**What you should do:**
Return a copy of each line that holds the string "Правил".
..............................
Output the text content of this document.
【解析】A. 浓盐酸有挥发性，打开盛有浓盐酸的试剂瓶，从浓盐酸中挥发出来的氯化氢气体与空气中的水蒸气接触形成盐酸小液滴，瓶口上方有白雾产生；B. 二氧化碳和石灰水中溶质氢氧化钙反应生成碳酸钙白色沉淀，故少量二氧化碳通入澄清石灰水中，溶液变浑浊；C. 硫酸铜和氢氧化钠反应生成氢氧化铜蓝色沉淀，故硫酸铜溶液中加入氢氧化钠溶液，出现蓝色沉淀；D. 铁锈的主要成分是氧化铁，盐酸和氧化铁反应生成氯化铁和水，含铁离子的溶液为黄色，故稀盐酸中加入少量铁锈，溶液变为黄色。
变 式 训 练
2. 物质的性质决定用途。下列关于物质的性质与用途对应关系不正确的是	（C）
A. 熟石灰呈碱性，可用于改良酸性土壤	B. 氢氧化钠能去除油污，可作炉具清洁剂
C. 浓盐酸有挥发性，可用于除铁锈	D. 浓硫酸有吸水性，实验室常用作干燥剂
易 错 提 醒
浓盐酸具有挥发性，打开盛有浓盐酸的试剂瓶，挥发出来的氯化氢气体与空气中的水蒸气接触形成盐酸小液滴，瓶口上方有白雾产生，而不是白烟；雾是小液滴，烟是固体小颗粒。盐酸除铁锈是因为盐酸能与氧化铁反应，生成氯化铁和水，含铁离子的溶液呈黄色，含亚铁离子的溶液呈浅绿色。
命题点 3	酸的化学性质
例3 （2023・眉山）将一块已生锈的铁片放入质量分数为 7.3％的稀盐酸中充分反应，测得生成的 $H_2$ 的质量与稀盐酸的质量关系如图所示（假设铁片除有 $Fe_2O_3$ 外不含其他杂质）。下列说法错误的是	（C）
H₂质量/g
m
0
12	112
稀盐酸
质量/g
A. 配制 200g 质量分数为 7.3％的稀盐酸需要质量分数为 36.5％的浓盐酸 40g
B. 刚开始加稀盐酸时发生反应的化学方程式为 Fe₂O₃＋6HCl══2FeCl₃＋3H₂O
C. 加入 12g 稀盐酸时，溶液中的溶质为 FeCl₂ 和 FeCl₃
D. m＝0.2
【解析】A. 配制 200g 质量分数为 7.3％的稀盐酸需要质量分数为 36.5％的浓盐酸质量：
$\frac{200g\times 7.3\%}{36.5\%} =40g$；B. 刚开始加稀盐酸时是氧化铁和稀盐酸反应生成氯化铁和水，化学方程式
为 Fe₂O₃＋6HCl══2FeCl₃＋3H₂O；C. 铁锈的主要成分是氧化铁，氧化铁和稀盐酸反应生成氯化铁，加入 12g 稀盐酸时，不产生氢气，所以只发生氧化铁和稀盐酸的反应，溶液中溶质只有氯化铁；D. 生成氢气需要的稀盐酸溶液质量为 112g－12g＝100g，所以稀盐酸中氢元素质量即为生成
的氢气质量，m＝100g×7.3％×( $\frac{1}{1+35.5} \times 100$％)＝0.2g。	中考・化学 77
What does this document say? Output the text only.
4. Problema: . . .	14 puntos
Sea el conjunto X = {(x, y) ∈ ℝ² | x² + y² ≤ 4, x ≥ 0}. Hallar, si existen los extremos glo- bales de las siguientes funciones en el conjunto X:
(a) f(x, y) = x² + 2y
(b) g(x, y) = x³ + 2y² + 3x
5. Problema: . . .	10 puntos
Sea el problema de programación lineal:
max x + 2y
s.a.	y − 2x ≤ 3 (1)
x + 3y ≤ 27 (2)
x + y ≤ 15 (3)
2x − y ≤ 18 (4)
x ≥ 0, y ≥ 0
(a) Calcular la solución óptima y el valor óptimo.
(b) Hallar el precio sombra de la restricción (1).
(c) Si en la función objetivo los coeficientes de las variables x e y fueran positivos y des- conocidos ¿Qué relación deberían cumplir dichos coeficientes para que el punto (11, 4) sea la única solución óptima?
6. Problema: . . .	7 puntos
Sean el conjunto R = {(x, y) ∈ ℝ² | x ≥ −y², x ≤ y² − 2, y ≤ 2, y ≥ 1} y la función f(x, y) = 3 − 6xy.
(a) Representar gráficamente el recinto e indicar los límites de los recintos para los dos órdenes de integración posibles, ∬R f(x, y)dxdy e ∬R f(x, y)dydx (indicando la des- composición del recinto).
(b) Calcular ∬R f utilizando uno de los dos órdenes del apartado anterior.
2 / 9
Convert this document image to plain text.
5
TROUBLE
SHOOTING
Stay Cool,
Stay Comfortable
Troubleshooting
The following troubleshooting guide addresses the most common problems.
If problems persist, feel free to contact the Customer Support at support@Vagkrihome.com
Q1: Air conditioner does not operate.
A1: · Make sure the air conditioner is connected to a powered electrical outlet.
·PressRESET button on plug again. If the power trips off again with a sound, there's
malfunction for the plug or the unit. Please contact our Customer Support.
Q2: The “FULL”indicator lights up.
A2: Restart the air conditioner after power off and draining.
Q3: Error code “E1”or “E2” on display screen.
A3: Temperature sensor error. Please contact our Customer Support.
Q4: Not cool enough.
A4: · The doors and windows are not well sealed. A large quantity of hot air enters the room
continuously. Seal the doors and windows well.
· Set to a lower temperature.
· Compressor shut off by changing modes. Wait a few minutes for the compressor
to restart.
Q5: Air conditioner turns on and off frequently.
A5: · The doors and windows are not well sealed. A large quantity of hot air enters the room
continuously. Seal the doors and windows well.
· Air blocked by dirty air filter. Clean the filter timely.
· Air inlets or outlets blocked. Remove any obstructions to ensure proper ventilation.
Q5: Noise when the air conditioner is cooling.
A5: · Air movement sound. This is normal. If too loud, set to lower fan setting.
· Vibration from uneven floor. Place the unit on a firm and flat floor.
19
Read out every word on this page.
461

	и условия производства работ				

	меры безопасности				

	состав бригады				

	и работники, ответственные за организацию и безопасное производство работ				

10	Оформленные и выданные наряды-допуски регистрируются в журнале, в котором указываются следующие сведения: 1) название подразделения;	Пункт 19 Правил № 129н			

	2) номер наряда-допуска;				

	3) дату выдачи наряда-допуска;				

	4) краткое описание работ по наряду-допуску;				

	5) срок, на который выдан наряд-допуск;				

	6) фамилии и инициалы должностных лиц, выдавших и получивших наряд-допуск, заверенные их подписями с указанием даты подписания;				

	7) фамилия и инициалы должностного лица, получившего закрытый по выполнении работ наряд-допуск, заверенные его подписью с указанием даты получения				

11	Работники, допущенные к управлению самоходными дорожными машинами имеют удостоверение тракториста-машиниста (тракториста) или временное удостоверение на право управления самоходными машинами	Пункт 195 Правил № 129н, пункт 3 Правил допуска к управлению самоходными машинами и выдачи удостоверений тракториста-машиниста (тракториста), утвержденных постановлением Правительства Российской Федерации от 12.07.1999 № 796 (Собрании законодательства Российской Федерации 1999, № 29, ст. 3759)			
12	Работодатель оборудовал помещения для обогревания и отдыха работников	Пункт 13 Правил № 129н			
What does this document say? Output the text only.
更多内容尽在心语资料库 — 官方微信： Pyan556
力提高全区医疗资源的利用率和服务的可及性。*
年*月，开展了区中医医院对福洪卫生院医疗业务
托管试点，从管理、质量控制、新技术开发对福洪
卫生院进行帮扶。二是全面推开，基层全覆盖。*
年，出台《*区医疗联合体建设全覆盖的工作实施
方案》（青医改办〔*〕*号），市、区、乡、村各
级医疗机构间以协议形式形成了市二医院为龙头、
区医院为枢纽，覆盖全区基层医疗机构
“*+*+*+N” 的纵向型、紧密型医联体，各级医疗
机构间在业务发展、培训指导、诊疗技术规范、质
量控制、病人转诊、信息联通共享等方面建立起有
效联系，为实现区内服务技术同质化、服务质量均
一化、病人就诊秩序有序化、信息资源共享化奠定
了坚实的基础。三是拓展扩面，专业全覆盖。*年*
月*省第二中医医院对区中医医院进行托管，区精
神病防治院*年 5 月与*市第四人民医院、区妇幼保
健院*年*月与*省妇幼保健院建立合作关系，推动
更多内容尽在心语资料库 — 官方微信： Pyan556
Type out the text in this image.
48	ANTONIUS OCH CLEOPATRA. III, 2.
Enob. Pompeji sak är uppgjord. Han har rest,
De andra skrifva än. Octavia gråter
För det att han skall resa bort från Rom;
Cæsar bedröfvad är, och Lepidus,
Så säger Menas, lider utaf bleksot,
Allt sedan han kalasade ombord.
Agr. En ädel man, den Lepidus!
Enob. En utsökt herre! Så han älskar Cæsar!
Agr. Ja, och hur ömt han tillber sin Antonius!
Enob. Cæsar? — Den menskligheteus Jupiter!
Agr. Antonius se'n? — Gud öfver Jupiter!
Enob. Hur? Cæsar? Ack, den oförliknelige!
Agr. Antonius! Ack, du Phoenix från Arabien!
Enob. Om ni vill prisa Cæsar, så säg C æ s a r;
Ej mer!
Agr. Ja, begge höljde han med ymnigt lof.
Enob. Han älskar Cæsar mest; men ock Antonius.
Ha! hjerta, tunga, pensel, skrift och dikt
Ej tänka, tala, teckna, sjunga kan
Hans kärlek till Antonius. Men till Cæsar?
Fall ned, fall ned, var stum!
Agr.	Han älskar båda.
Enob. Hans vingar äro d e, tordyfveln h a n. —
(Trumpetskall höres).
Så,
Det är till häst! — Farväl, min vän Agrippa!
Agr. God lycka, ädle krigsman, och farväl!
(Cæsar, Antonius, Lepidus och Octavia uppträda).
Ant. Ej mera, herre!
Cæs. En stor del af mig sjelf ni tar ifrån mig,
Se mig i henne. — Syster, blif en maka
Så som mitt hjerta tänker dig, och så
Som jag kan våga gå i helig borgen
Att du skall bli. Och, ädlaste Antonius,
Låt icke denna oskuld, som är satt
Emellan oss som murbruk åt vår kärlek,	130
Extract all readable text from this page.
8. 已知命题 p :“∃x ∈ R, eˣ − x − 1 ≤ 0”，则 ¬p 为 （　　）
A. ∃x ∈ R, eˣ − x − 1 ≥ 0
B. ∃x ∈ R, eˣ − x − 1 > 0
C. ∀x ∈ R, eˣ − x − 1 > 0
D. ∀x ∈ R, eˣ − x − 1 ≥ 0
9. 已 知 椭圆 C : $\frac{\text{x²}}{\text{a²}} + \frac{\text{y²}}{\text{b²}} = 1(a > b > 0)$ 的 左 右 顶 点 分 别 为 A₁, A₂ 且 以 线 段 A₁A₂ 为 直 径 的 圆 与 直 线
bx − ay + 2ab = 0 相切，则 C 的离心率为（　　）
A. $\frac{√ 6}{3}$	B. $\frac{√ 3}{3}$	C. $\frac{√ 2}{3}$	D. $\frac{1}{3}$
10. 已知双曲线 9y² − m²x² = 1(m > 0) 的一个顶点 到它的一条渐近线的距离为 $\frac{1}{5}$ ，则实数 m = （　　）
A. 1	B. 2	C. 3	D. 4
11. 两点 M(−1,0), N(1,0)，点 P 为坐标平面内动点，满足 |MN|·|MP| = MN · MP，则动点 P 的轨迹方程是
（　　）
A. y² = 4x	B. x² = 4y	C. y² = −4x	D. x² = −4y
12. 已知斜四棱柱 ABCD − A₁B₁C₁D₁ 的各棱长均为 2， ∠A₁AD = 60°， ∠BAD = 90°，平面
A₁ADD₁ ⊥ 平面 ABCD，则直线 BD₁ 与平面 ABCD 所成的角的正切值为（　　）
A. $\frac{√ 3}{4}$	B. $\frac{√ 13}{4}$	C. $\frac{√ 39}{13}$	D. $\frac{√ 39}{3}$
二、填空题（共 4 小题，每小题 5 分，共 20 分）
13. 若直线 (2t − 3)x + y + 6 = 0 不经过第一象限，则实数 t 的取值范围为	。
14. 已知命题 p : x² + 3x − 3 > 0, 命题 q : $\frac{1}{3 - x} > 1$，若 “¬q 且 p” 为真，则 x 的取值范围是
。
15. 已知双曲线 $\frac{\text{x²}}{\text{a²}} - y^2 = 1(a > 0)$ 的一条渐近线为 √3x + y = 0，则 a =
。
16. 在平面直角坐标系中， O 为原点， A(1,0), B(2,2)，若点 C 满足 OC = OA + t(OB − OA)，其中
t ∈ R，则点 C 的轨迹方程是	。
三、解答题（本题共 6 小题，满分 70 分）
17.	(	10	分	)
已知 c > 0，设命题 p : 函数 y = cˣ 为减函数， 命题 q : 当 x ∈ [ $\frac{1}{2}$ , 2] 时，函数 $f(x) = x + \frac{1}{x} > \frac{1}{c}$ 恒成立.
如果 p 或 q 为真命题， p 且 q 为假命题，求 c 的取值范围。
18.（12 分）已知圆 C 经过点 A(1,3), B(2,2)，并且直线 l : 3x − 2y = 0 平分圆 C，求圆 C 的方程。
..............................
**Right answer:**
10	Оформленные и выданные наряды-допуски регистрируются в журнале, в котором указываются следующие сведения: 1) название подразделения;	Пункт 19 Правил № 129н			
11	Работники, допущенные к управлению самоходными дорожными машинами имеют удостоверение тракториста-машиниста (тракториста) или временное удостоверение на право управления самоходными машинами	Пункт 195 Правил № 129н, пункт 3 Правил допуска к управлению самоходными машинами и выдачи удостоверений тракториста-машиниста (тракториста), утвержденных постановлением Правительства Российской Федерации от 12.07.1999 № 796 (Собрании законодательства Российской Федерации 1999, № 29, ст. 3759)			
12	Работодатель оборудовал помещения для обогревания и отдыха работников	Пункт 13 Правил № 129н			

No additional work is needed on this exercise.